(Dataset items)
[BEGIN]
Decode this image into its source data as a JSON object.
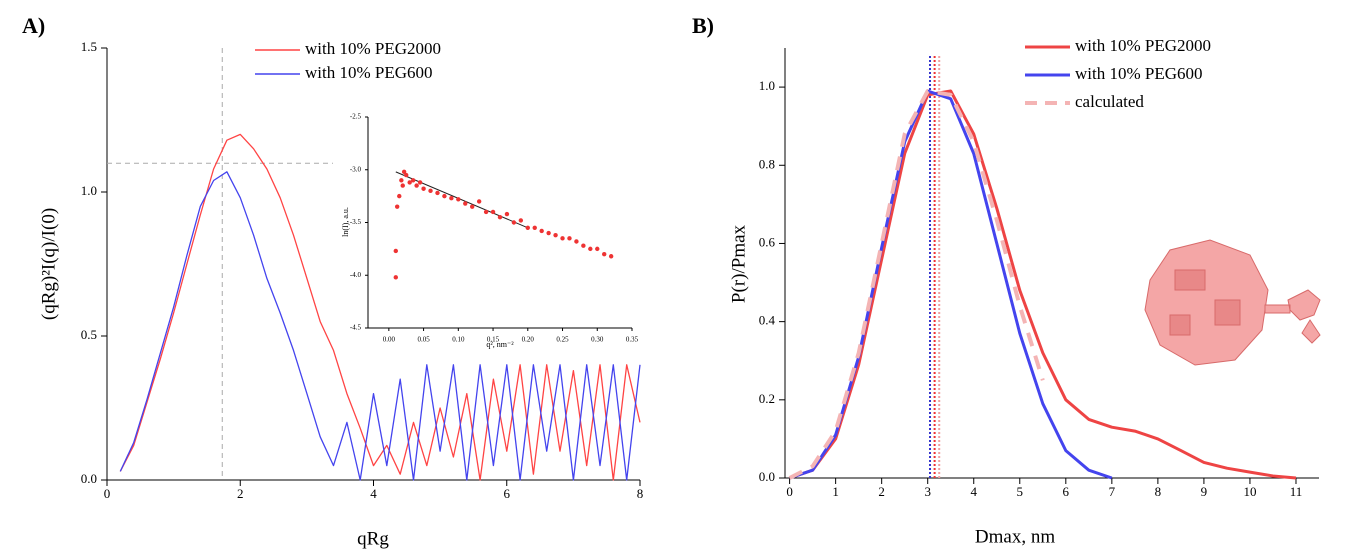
{
  "chart_data": [
    {
      "type": "line",
      "panel_label": "A)",
      "x_label": "qRg",
      "y_label": "(qRg)²I(q)/I(0)",
      "xlim": [
        0,
        8
      ],
      "ylim": [
        0,
        1.5
      ],
      "xticks": [
        0,
        2,
        4,
        6,
        8
      ],
      "yticks": [
        {
          "value": 0,
          "label": "0.0"
        },
        {
          "value": 0.5,
          "label": "0.5"
        },
        {
          "value": 1,
          "label": "1.0"
        },
        {
          "value": 1.5,
          "label": "1.5"
        }
      ],
      "reference_lines": {
        "x": 1.73,
        "y": 1.1,
        "color": "#aaaaaa"
      },
      "series": [
        {
          "name": "with 10% PEG2000",
          "color": "#ff4444",
          "x": [
            0.2,
            0.4,
            0.6,
            0.8,
            1.0,
            1.2,
            1.4,
            1.6,
            1.8,
            2.0,
            2.2,
            2.4,
            2.6,
            2.8,
            3.0,
            3.2,
            3.4,
            3.6,
            3.8,
            4.0,
            4.2,
            4.4,
            4.6,
            4.8,
            5.0,
            5.2,
            5.4,
            5.6,
            5.8,
            6.0,
            6.2,
            6.4,
            6.6,
            6.8,
            7.0,
            7.2,
            7.4,
            7.6,
            7.8,
            8.0
          ],
          "values": [
            0.03,
            0.12,
            0.27,
            0.42,
            0.58,
            0.75,
            0.92,
            1.08,
            1.18,
            1.2,
            1.15,
            1.08,
            0.98,
            0.85,
            0.7,
            0.55,
            0.45,
            0.3,
            0.18,
            0.05,
            0.12,
            0.02,
            0.2,
            0.05,
            0.25,
            0.08,
            0.3,
            0.0,
            0.35,
            0.1,
            0.4,
            0.02,
            0.4,
            0.1,
            0.38,
            0.05,
            0.4,
            0.0,
            0.4,
            0.2
          ]
        },
        {
          "name": "with 10% PEG600",
          "color": "#4444ee",
          "x": [
            0.2,
            0.4,
            0.6,
            0.8,
            1.0,
            1.2,
            1.4,
            1.6,
            1.8,
            2.0,
            2.2,
            2.4,
            2.6,
            2.8,
            3.0,
            3.2,
            3.4,
            3.6,
            3.8,
            4.0,
            4.2,
            4.4,
            4.6,
            4.8,
            5.0,
            5.2,
            5.4,
            5.6,
            5.8,
            6.0,
            6.2,
            6.4,
            6.6,
            6.8,
            7.0,
            7.2,
            7.4,
            7.6,
            7.8,
            8.0
          ],
          "values": [
            0.03,
            0.13,
            0.28,
            0.44,
            0.6,
            0.78,
            0.95,
            1.04,
            1.07,
            0.98,
            0.85,
            0.7,
            0.58,
            0.45,
            0.3,
            0.15,
            0.05,
            0.2,
            0.0,
            0.3,
            0.05,
            0.35,
            0.0,
            0.4,
            0.1,
            0.4,
            0.0,
            0.4,
            0.05,
            0.4,
            0.0,
            0.4,
            0.1,
            0.4,
            0.0,
            0.4,
            0.05,
            0.4,
            0.0,
            0.4
          ]
        }
      ]
    },
    {
      "type": "scatter",
      "x_label": "q², nm⁻²",
      "y_label": "ln(I), a.u.",
      "xlim": [
        -0.03,
        0.35
      ],
      "ylim": [
        -4.5,
        -2.5
      ],
      "xticks": [
        {
          "value": 0,
          "label": "0.00"
        },
        0.05,
        {
          "value": 0.1,
          "label": "0.10"
        },
        0.15,
        {
          "value": 0.2,
          "label": "0.20"
        },
        0.25,
        {
          "value": 0.3,
          "label": "0.30"
        },
        0.35
      ],
      "yticks": [
        -2.5,
        {
          "value": -3,
          "label": "-3.0"
        },
        -3.5,
        {
          "value": -4,
          "label": "-4.0"
        },
        -4.5
      ],
      "color": "#ee3333",
      "fit_line": {
        "x": [
          0.01,
          0.2
        ],
        "y": [
          -3.02,
          -3.55
        ],
        "color": "#222222"
      },
      "x": [
        0.01,
        0.01,
        0.012,
        0.015,
        0.018,
        0.02,
        0.022,
        0.025,
        0.03,
        0.035,
        0.04,
        0.045,
        0.05,
        0.06,
        0.07,
        0.08,
        0.09,
        0.1,
        0.11,
        0.12,
        0.13,
        0.14,
        0.15,
        0.16,
        0.17,
        0.18,
        0.19,
        0.2,
        0.21,
        0.22,
        0.23,
        0.24,
        0.25,
        0.26,
        0.27,
        0.28,
        0.29,
        0.3,
        0.31,
        0.32
      ],
      "values": [
        -4.02,
        -3.77,
        -3.35,
        -3.25,
        -3.1,
        -3.15,
        -3.02,
        -3.05,
        -3.12,
        -3.1,
        -3.15,
        -3.12,
        -3.18,
        -3.2,
        -3.22,
        -3.25,
        -3.27,
        -3.28,
        -3.32,
        -3.35,
        -3.3,
        -3.4,
        -3.4,
        -3.45,
        -3.42,
        -3.5,
        -3.48,
        -3.55,
        -3.55,
        -3.58,
        -3.6,
        -3.62,
        -3.65,
        -3.65,
        -3.68,
        -3.72,
        -3.75,
        -3.75,
        -3.8,
        -3.82
      ]
    },
    {
      "type": "line",
      "panel_label": "B)",
      "x_label": "Dmax, nm",
      "y_label": "P(r)/Pmax",
      "xlim": [
        -0.1,
        11.5
      ],
      "ylim": [
        0,
        1.1
      ],
      "xticks": [
        0,
        1,
        2,
        3,
        4,
        5,
        6,
        7,
        8,
        9,
        10,
        11
      ],
      "yticks": [
        {
          "value": 0,
          "label": "0.0"
        },
        0.2,
        0.4,
        0.6,
        0.8,
        {
          "value": 1,
          "label": "1.0"
        }
      ],
      "vertical_lines": [
        {
          "x": 3.05,
          "color": "#3333cc"
        },
        {
          "x": 3.15,
          "color": "#ee3333"
        },
        {
          "x": 3.25,
          "color": "#f0a0a0"
        }
      ],
      "series": [
        {
          "name": "with 10% PEG2000",
          "color": "#ee4444",
          "x": [
            0,
            0.5,
            1,
            1.5,
            2,
            2.5,
            3,
            3.5,
            4,
            4.5,
            5,
            5.5,
            6,
            6.5,
            7,
            7.5,
            8,
            8.5,
            9,
            9.5,
            10,
            10.5,
            11
          ],
          "values": [
            0,
            0.02,
            0.1,
            0.29,
            0.56,
            0.83,
            0.98,
            0.99,
            0.88,
            0.69,
            0.48,
            0.32,
            0.2,
            0.15,
            0.13,
            0.12,
            0.1,
            0.07,
            0.04,
            0.025,
            0.015,
            0.005,
            0
          ]
        },
        {
          "name": "with 10% PEG600",
          "color": "#4444ee",
          "x": [
            0,
            0.5,
            1,
            1.5,
            2,
            2.5,
            3,
            3.5,
            4,
            4.5,
            5,
            5.5,
            6,
            6.5,
            7
          ],
          "values": [
            0,
            0.02,
            0.11,
            0.31,
            0.59,
            0.86,
            0.99,
            0.97,
            0.83,
            0.6,
            0.37,
            0.19,
            0.07,
            0.02,
            0
          ]
        },
        {
          "name": "calculated",
          "color": "#f4b4b4",
          "dashed": true,
          "x": [
            0,
            0.5,
            1,
            1.5,
            2,
            2.5,
            3,
            3.5,
            4,
            4.5,
            5,
            5.5
          ],
          "values": [
            0,
            0.03,
            0.12,
            0.32,
            0.6,
            0.88,
            0.99,
            0.98,
            0.86,
            0.66,
            0.44,
            0.25
          ]
        }
      ]
    }
  ]
}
[END]
Output an exact copy of the material, with the pictures removed.

Decode this image into its source data as a JSON object.
{
  "chart_data": [
    {
      "type": "line",
      "panel_label": "A)",
      "x_label": "qRg",
      "y_label": "(qRg)²I(q)/I(0)",
      "xlim": [
        0,
        8
      ],
      "ylim": [
        0,
        1.5
      ],
      "xticks": [
        0,
        2,
        4,
        6,
        8
      ],
      "yticks": [
        {
          "value": 0,
          "label": "0.0"
        },
        {
          "value": 0.5,
          "label": "0.5"
        },
        {
          "value": 1,
          "label": "1.0"
        },
        {
          "value": 1.5,
          "label": "1.5"
        }
      ],
      "reference_lines": {
        "x": 1.73,
        "y": 1.1,
        "color": "#aaaaaa"
      },
      "series": [
        {
          "name": "with 10% PEG2000",
          "color": "#ff4444",
          "x": [
            0.2,
            0.4,
            0.6,
            0.8,
            1.0,
            1.2,
            1.4,
            1.6,
            1.8,
            2.0,
            2.2,
            2.4,
            2.6,
            2.8,
            3.0,
            3.2,
            3.4,
            3.6,
            3.8,
            4.0,
            4.2,
            4.4,
            4.6,
            4.8,
            5.0,
            5.2,
            5.4,
            5.6,
            5.8,
            6.0,
            6.2,
            6.4,
            6.6,
            6.8,
            7.0,
            7.2,
            7.4,
            7.6,
            7.8,
            8.0
          ],
          "values": [
            0.03,
            0.12,
            0.27,
            0.42,
            0.58,
            0.75,
            0.92,
            1.08,
            1.18,
            1.2,
            1.15,
            1.08,
            0.98,
            0.85,
            0.7,
            0.55,
            0.45,
            0.3,
            0.18,
            0.05,
            0.12,
            0.02,
            0.2,
            0.05,
            0.25,
            0.08,
            0.3,
            0.0,
            0.35,
            0.1,
            0.4,
            0.02,
            0.4,
            0.1,
            0.38,
            0.05,
            0.4,
            0.0,
            0.4,
            0.2
          ]
        },
        {
          "name": "with 10% PEG600",
          "color": "#4444ee",
          "x": [
            0.2,
            0.4,
            0.6,
            0.8,
            1.0,
            1.2,
            1.4,
            1.6,
            1.8,
            2.0,
            2.2,
            2.4,
            2.6,
            2.8,
            3.0,
            3.2,
            3.4,
            3.6,
            3.8,
            4.0,
            4.2,
            4.4,
            4.6,
            4.8,
            5.0,
            5.2,
            5.4,
            5.6,
            5.8,
            6.0,
            6.2,
            6.4,
            6.6,
            6.8,
            7.0,
            7.2,
            7.4,
            7.6,
            7.8,
            8.0
          ],
          "values": [
            0.03,
            0.13,
            0.28,
            0.44,
            0.6,
            0.78,
            0.95,
            1.04,
            1.07,
            0.98,
            0.85,
            0.7,
            0.58,
            0.45,
            0.3,
            0.15,
            0.05,
            0.2,
            0.0,
            0.3,
            0.05,
            0.35,
            0.0,
            0.4,
            0.1,
            0.4,
            0.0,
            0.4,
            0.05,
            0.4,
            0.0,
            0.4,
            0.1,
            0.4,
            0.0,
            0.4,
            0.05,
            0.4,
            0.0,
            0.4
          ]
        }
      ]
    },
    {
      "type": "scatter",
      "x_label": "q², nm⁻²",
      "y_label": "ln(I), a.u.",
      "xlim": [
        -0.03,
        0.35
      ],
      "ylim": [
        -4.5,
        -2.5
      ],
      "xticks": [
        {
          "value": 0,
          "label": "0.00"
        },
        0.05,
        {
          "value": 0.1,
          "label": "0.10"
        },
        0.15,
        {
          "value": 0.2,
          "label": "0.20"
        },
        0.25,
        {
          "value": 0.3,
          "label": "0.30"
        },
        0.35
      ],
      "yticks": [
        -2.5,
        {
          "value": -3,
          "label": "-3.0"
        },
        -3.5,
        {
          "value": -4,
          "label": "-4.0"
        },
        -4.5
      ],
      "color": "#ee3333",
      "fit_line": {
        "x": [
          0.01,
          0.2
        ],
        "y": [
          -3.02,
          -3.55
        ],
        "color": "#222222"
      },
      "x": [
        0.01,
        0.01,
        0.012,
        0.015,
        0.018,
        0.02,
        0.022,
        0.025,
        0.03,
        0.035,
        0.04,
        0.045,
        0.05,
        0.06,
        0.07,
        0.08,
        0.09,
        0.1,
        0.11,
        0.12,
        0.13,
        0.14,
        0.15,
        0.16,
        0.17,
        0.18,
        0.19,
        0.2,
        0.21,
        0.22,
        0.23,
        0.24,
        0.25,
        0.26,
        0.27,
        0.28,
        0.29,
        0.3,
        0.31,
        0.32
      ],
      "values": [
        -4.02,
        -3.77,
        -3.35,
        -3.25,
        -3.1,
        -3.15,
        -3.02,
        -3.05,
        -3.12,
        -3.1,
        -3.15,
        -3.12,
        -3.18,
        -3.2,
        -3.22,
        -3.25,
        -3.27,
        -3.28,
        -3.32,
        -3.35,
        -3.3,
        -3.4,
        -3.4,
        -3.45,
        -3.42,
        -3.5,
        -3.48,
        -3.55,
        -3.55,
        -3.58,
        -3.6,
        -3.62,
        -3.65,
        -3.65,
        -3.68,
        -3.72,
        -3.75,
        -3.75,
        -3.8,
        -3.82
      ]
    },
    {
      "type": "line",
      "panel_label": "B)",
      "x_label": "Dmax, nm",
      "y_label": "P(r)/Pmax",
      "xlim": [
        -0.1,
        11.5
      ],
      "ylim": [
        0,
        1.1
      ],
      "xticks": [
        0,
        1,
        2,
        3,
        4,
        5,
        6,
        7,
        8,
        9,
        10,
        11
      ],
      "yticks": [
        {
          "value": 0,
          "label": "0.0"
        },
        0.2,
        0.4,
        0.6,
        0.8,
        {
          "value": 1,
          "label": "1.0"
        }
      ],
      "vertical_lines": [
        {
          "x": 3.05,
          "color": "#3333cc"
        },
        {
          "x": 3.15,
          "color": "#ee3333"
        },
        {
          "x": 3.25,
          "color": "#f0a0a0"
        }
      ],
      "series": [
        {
          "name": "with 10% PEG2000",
          "color": "#ee4444",
          "x": [
            0,
            0.5,
            1,
            1.5,
            2,
            2.5,
            3,
            3.5,
            4,
            4.5,
            5,
            5.5,
            6,
            6.5,
            7,
            7.5,
            8,
            8.5,
            9,
            9.5,
            10,
            10.5,
            11
          ],
          "values": [
            0,
            0.02,
            0.1,
            0.29,
            0.56,
            0.83,
            0.98,
            0.99,
            0.88,
            0.69,
            0.48,
            0.32,
            0.2,
            0.15,
            0.13,
            0.12,
            0.1,
            0.07,
            0.04,
            0.025,
            0.015,
            0.005,
            0
          ]
        },
        {
          "name": "with 10% PEG600",
          "color": "#4444ee",
          "x": [
            0,
            0.5,
            1,
            1.5,
            2,
            2.5,
            3,
            3.5,
            4,
            4.5,
            5,
            5.5,
            6,
            6.5,
            7
          ],
          "values": [
            0,
            0.02,
            0.11,
            0.31,
            0.59,
            0.86,
            0.99,
            0.97,
            0.83,
            0.6,
            0.37,
            0.19,
            0.07,
            0.02,
            0
          ]
        },
        {
          "name": "calculated",
          "color": "#f4b4b4",
          "dashed": true,
          "x": [
            0,
            0.5,
            1,
            1.5,
            2,
            2.5,
            3,
            3.5,
            4,
            4.5,
            5,
            5.5
          ],
          "values": [
            0,
            0.03,
            0.12,
            0.32,
            0.6,
            0.88,
            0.99,
            0.98,
            0.86,
            0.66,
            0.44,
            0.25
          ]
        }
      ]
    }
  ]
}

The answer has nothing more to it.